» Stored records
•••••

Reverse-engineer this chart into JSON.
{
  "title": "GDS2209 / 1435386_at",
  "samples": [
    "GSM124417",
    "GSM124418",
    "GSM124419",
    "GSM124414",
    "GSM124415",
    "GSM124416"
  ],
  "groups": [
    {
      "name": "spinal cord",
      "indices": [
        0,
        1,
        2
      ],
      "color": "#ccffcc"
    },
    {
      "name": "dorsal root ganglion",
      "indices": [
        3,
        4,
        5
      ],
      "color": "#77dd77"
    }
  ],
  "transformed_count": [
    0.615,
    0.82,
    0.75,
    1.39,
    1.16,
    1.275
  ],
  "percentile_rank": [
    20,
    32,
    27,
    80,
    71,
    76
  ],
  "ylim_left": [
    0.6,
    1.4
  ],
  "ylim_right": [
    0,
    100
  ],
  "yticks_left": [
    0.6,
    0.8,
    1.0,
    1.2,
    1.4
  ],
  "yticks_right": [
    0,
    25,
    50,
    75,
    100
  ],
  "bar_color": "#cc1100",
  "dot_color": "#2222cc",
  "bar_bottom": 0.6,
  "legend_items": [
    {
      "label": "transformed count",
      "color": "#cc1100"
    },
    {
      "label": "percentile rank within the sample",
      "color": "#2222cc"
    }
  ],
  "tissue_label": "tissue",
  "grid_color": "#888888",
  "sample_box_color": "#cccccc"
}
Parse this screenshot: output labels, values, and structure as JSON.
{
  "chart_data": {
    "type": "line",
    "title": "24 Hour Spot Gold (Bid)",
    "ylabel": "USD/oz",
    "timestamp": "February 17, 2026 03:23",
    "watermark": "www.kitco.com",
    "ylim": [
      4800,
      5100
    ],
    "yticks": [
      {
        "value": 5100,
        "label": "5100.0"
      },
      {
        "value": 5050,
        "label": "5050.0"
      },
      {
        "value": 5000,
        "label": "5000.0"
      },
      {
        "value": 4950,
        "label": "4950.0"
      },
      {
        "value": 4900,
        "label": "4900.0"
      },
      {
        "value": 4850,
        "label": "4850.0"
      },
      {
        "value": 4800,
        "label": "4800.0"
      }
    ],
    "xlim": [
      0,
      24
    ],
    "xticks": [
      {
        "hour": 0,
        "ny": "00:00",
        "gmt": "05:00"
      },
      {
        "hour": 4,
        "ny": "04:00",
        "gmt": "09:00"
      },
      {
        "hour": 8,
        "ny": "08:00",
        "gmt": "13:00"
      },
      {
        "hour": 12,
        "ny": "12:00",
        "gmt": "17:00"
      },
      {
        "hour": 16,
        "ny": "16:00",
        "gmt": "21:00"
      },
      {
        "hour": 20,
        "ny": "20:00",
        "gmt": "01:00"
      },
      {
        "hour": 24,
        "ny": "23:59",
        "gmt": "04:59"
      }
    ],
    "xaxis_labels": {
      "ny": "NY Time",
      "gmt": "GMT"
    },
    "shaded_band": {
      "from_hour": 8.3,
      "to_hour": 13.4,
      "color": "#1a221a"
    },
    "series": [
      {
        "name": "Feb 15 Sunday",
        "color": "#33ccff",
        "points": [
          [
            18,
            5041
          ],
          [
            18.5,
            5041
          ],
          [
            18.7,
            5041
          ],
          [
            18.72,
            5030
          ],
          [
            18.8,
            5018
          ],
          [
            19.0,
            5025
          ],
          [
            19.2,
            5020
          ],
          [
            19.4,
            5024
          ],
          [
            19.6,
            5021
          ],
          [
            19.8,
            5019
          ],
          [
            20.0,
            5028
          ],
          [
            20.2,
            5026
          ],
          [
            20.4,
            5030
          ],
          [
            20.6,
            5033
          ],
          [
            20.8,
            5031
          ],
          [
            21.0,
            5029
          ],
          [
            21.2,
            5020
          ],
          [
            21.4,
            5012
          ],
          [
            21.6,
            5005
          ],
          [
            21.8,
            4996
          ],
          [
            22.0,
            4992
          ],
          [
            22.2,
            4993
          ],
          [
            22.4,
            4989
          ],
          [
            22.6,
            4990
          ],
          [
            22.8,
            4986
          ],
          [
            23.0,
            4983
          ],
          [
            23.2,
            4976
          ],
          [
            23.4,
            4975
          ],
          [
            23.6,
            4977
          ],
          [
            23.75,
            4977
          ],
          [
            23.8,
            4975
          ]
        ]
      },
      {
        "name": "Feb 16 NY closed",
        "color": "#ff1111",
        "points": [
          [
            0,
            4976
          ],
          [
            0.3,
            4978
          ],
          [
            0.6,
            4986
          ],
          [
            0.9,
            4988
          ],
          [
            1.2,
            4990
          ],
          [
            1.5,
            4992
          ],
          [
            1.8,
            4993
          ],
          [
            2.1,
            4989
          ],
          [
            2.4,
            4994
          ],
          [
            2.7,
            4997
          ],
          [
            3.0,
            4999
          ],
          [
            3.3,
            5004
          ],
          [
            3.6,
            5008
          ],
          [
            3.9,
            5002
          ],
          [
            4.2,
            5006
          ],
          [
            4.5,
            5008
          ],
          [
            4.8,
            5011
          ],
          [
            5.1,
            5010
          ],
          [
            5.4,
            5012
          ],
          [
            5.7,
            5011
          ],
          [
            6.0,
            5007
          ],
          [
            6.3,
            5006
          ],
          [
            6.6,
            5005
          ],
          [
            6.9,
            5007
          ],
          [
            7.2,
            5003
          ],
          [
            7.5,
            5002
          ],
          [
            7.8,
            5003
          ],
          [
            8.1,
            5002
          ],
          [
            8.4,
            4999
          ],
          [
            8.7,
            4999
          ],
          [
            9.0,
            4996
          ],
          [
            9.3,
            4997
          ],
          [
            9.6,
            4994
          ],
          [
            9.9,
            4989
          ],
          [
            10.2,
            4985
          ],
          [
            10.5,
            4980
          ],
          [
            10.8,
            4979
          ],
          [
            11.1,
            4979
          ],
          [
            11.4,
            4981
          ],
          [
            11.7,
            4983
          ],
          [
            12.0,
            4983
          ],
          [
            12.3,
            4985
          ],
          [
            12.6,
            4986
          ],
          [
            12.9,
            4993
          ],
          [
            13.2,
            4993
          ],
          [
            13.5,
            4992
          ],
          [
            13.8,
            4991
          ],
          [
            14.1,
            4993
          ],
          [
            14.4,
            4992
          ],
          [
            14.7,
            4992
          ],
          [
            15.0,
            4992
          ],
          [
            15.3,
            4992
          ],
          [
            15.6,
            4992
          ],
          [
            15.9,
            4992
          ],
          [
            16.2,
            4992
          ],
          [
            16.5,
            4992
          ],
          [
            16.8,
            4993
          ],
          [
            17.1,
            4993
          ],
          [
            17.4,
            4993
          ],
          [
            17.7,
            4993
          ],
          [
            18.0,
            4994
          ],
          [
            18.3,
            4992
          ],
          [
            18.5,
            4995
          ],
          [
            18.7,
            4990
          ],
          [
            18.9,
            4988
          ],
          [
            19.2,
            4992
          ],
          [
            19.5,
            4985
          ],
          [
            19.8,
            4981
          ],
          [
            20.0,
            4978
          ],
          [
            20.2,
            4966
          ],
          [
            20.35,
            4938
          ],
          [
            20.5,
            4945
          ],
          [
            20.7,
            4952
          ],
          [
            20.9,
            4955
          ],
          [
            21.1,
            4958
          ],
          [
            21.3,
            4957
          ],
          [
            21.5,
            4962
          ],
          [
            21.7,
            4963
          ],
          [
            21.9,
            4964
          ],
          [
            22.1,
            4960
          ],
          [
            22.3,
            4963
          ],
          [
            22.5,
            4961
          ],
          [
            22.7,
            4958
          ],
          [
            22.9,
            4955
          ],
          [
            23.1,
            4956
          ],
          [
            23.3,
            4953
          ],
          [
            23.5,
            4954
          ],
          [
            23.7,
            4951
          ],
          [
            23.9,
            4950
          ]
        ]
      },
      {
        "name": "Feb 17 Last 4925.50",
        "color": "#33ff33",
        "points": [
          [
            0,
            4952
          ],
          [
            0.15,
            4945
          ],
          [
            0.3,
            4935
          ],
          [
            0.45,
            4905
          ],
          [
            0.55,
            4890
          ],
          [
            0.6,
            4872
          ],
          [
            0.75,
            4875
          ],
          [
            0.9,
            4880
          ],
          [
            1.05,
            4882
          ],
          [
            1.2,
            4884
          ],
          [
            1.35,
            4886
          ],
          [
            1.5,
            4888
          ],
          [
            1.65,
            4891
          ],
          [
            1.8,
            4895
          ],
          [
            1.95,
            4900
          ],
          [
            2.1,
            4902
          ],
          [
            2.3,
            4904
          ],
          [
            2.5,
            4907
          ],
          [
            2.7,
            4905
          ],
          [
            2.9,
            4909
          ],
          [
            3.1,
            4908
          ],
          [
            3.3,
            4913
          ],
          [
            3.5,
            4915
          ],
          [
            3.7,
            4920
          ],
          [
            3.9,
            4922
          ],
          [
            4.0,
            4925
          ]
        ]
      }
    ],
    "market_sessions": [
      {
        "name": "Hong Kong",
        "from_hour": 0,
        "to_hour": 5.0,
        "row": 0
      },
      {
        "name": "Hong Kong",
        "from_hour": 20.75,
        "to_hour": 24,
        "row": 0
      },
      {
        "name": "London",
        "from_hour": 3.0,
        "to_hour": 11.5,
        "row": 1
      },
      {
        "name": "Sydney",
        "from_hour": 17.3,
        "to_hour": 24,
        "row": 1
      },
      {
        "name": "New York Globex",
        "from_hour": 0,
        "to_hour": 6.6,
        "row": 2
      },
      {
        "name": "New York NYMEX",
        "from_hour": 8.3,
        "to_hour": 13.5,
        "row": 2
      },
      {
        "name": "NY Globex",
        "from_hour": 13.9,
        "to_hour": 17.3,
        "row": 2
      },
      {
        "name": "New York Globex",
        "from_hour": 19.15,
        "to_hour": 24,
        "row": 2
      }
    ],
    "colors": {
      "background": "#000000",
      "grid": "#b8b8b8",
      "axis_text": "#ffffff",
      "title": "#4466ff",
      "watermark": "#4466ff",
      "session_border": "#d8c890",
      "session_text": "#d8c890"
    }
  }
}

•••••

» Written instruction
Show each line of the data that contains the string "this".

» Reply to the task
Reverse-engineer this chart into JSON.
Parse this screenshot: output labels, values, and structure as JSON.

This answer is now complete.